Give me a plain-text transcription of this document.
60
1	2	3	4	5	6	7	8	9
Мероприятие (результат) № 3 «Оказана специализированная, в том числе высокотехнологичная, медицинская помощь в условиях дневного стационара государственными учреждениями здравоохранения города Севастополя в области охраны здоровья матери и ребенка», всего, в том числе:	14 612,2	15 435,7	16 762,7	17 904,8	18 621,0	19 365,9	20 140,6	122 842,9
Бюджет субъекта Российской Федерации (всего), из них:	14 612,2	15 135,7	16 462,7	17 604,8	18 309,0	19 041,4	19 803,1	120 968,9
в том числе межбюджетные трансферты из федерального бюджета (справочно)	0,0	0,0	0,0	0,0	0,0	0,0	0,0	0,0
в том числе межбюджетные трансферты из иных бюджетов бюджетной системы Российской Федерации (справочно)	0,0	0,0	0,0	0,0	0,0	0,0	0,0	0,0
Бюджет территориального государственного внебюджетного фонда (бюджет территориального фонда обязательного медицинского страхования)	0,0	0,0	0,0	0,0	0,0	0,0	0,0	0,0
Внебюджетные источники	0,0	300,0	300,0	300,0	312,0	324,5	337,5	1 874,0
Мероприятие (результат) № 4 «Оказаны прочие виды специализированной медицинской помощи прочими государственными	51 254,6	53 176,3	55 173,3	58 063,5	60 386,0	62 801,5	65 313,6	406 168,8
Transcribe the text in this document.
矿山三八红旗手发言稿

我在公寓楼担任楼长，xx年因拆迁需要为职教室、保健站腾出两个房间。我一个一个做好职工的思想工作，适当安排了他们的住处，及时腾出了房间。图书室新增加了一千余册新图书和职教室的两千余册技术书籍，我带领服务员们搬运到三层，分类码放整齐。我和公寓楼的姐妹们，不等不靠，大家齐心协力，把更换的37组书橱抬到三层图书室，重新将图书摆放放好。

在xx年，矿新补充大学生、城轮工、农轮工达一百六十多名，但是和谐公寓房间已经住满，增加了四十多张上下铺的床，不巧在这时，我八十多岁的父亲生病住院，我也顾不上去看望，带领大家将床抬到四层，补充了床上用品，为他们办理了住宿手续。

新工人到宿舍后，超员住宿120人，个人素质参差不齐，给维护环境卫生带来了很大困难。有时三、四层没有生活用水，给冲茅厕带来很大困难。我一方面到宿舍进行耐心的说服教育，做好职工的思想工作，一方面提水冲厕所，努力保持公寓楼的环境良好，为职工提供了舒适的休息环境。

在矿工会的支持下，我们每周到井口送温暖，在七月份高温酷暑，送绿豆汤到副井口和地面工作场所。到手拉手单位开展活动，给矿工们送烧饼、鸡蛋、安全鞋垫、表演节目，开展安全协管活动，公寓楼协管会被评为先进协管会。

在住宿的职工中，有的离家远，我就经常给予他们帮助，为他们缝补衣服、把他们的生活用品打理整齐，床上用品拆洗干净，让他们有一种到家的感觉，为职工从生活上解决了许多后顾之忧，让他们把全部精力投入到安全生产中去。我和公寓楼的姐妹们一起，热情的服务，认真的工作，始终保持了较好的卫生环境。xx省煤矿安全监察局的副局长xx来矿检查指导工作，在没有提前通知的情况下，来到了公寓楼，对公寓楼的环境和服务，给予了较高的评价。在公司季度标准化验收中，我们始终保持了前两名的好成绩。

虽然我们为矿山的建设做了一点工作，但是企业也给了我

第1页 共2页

--- TASK DETAILS ---
The entries above must be returned exactly.

--- TASK ANSWER ---
Give me a plain-text transcription of this document.
60
1	2	3	4	5	6	7	8	9
Мероприятие (результат) № 3 «Оказана специализированная, в том числе высокотехнологичная, медицинская помощь в условиях дневного стационара государственными учреждениями здравоохранения города Севастополя в области охраны здоровья матери и ребенка», всего, в том числе:	14 612,2	15 435,7	16 762,7	17 904,8	18 621,0	19 365,9	20 140,6	122 842,9
Бюджет субъекта Российской Федерации (всего), из них:	14 612,2	15 135,7	16 462,7	17 604,8	18 309,0	19 041,4	19 803,1	120 968,9
в том числе межбюджетные трансферты из федерального бюджета (справочно)	0,0	0,0	0,0	0,0	0,0	0,0	0,0	0,0
в том числе межбюджетные трансферты из иных бюджетов бюджетной системы Российской Федерации (справочно)	0,0	0,0	0,0	0,0	0,0	0,0	0,0	0,0
Бюджет территориального государственного внебюджетного фонда (бюджет территориального фонда обязательного медицинского страхования)	0,0	0,0	0,0	0,0	0,0	0,0	0,0	0,0
Внебюджетные источники	0,0	300,0	300,0	300,0	312,0	324,5	337,5	1 874,0
Мероприятие (результат) № 4 «Оказаны прочие виды специализированной медицинской помощи прочими государственными	51 254,6	53 176,3	55 173,3	58 063,5	60 386,0	62 801,5	65 313,6	406 168,8
Transcribe the text in this document.
矿山三八红旗手发言稿

我在公寓楼担任楼长，xx年因拆迁需要为职教室、保健站腾出两个房间。我一个一个做好职工的思想工作，适当安排了他们的住处，及时腾出了房间。图书室新增加了一千余册新图书和职教室的两千余册技术书籍，我带领服务员们搬运到三层，分类码放整齐。我和公寓楼的姐妹们，不等不靠，大家齐心协力，把更换的37组书橱抬到三层图书室，重新将图书摆放放好。

在xx年，矿新补充大学生、城轮工、农轮工达一百六十多名，但是和谐公寓房间已经住满，增加了四十多张上下铺的床，不巧在这时，我八十多岁的父亲生病住院，我也顾不上去看望，带领大家将床抬到四层，补充了床上用品，为他们办理了住宿手续。

新工人到宿舍后，超员住宿120人，个人素质参差不齐，给维护环境卫生带来了很大困难。有时三、四层没有生活用水，给冲茅厕带来很大困难。我一方面到宿舍进行耐心的说服教育，做好职工的思想工作，一方面提水冲厕所，努力保持公寓楼的环境良好，为职工提供了舒适的休息环境。

在矿工会的支持下，我们每周到井口送温暖，在七月份高温酷暑，送绿豆汤到副井口和地面工作场所。到手拉手单位开展活动，给矿工们送烧饼、鸡蛋、安全鞋垫、表演节目，开展安全协管活动，公寓楼协管会被评为先进协管会。

在住宿的职工中，有的离家远，我就经常给予他们帮助，为他们缝补衣服、把他们的生活用品打理整齐，床上用品拆洗干净，让他们有一种到家的感觉，为职工从生活上解决了许多后顾之忧，让他们把全部精力投入到安全生产中去。我和公寓楼的姐妹们一起，热情的服务，认真的工作，始终保持了较好的卫生环境。xx省煤矿安全监察局的副局长xx来矿检查指导工作，在没有提前通知的情况下，来到了公寓楼，对公寓楼的环境和服务，给予了较高的评价。在公司季度标准化验收中，我们始终保持了前两名的好成绩。

虽然我们为矿山的建设做了一点工作，但是企业也给了我

第1页 共2页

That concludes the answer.